------ Listed records

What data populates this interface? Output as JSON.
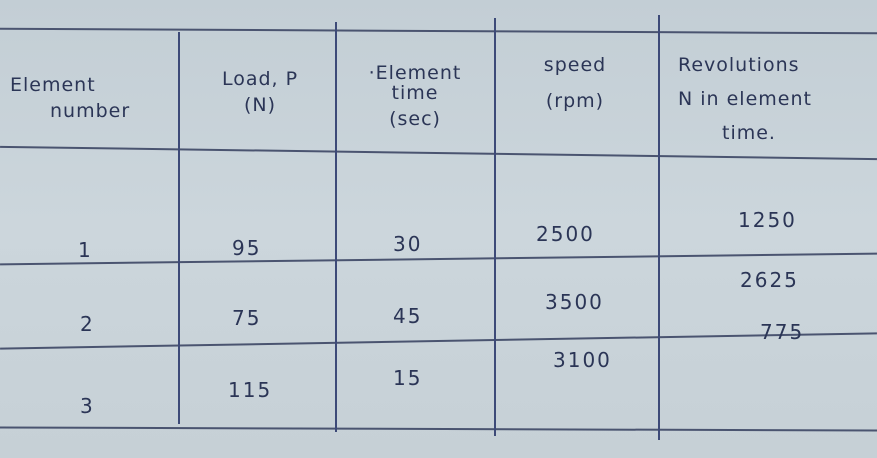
{
  "table": {
    "headers": [
      [
        "Element",
        "number"
      ],
      [
        "Load, P",
        "(N)"
      ],
      [
        "·Element",
        "time",
        "(sec)"
      ],
      [
        "speed",
        "(rpm)"
      ],
      [
        "Revolutions",
        "N in element",
        "time."
      ]
    ],
    "rows": [
      [
        "1",
        "95",
        "30",
        "2500",
        "1250"
      ],
      [
        "2",
        "75",
        "45",
        "3500",
        "2625"
      ],
      [
        "3",
        "115",
        "15",
        "3100",
        "775"
      ]
    ]
  }
}
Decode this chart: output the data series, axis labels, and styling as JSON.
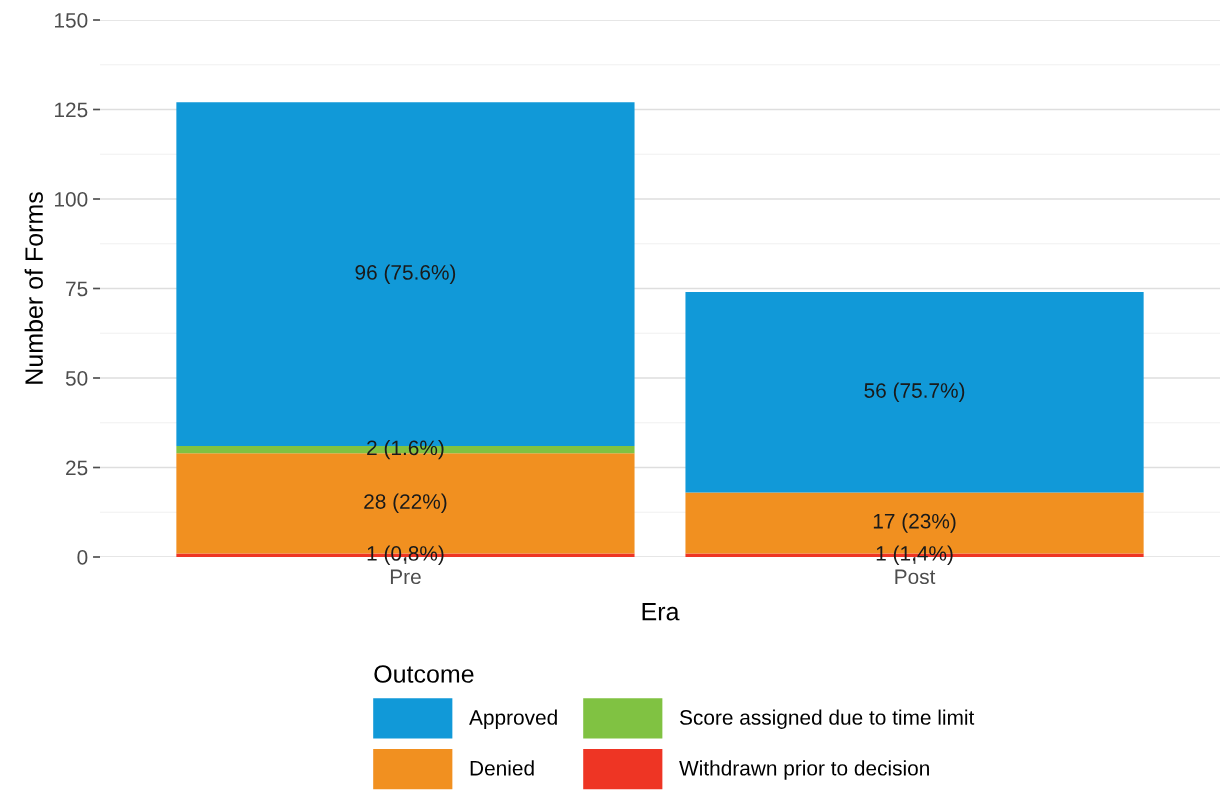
{
  "chart_data": {
    "type": "bar",
    "stacked": true,
    "xlabel": "Era",
    "ylabel": "Number of Forms",
    "legend_title": "Outcome",
    "categories": [
      "Pre",
      "Post"
    ],
    "series": [
      {
        "name": "Withdrawn prior to decision",
        "color": "#ee3524",
        "values": [
          1,
          1
        ],
        "value_labels": [
          "1 (0.8%)",
          "1 (1.4%)"
        ]
      },
      {
        "name": "Denied",
        "color": "#f19020",
        "values": [
          28,
          17
        ],
        "value_labels": [
          "28 (22%)",
          "17 (23%)"
        ]
      },
      {
        "name": "Score assigned due to time limit",
        "color": "#80c242",
        "values": [
          2,
          0
        ],
        "value_labels": [
          "2 (1.6%)",
          null
        ]
      },
      {
        "name": "Approved",
        "color": "#1199d8",
        "values": [
          96,
          56
        ],
        "value_labels": [
          "96 (75.6%)",
          "56 (75.7%)"
        ]
      }
    ],
    "ylim": [
      0,
      150
    ],
    "yticks": [
      0,
      25,
      50,
      75,
      100,
      125,
      150
    ],
    "grid": "y",
    "legend": "bottom"
  }
}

------------

Task brief:
Reproduce the entries above exactly. Do not include the images.

The completed task:
What data populates this interface? Output as JSON.
{
  "table": {
    "headers": [
      [
        "Element",
        "number"
      ],
      [
        "Load, P",
        "(N)"
      ],
      [
        "·Element",
        "time",
        "(sec)"
      ],
      [
        "speed",
        "(rpm)"
      ],
      [
        "Revolutions",
        "N in element",
        "time."
      ]
    ],
    "rows": [
      [
        "1",
        "95",
        "30",
        "2500",
        "1250"
      ],
      [
        "2",
        "75",
        "45",
        "3500",
        "2625"
      ],
      [
        "3",
        "115",
        "15",
        "3100",
        "775"
      ]
    ]
  }
}
Decode this chart: output the data series, axis labels, and styling as JSON.
{
  "chart_data": {
    "type": "bar",
    "stacked": true,
    "xlabel": "Era",
    "ylabel": "Number of Forms",
    "legend_title": "Outcome",
    "categories": [
      "Pre",
      "Post"
    ],
    "series": [
      {
        "name": "Withdrawn prior to decision",
        "color": "#ee3524",
        "values": [
          1,
          1
        ],
        "value_labels": [
          "1 (0.8%)",
          "1 (1.4%)"
        ]
      },
      {
        "name": "Denied",
        "color": "#f19020",
        "values": [
          28,
          17
        ],
        "value_labels": [
          "28 (22%)",
          "17 (23%)"
        ]
      },
      {
        "name": "Score assigned due to time limit",
        "color": "#80c242",
        "values": [
          2,
          0
        ],
        "value_labels": [
          "2 (1.6%)",
          null
        ]
      },
      {
        "name": "Approved",
        "color": "#1199d8",
        "values": [
          96,
          56
        ],
        "value_labels": [
          "96 (75.6%)",
          "56 (75.7%)"
        ]
      }
    ],
    "ylim": [
      0,
      150
    ],
    "yticks": [
      0,
      25,
      50,
      75,
      100,
      125,
      150
    ],
    "grid": "y",
    "legend": "bottom"
  }
}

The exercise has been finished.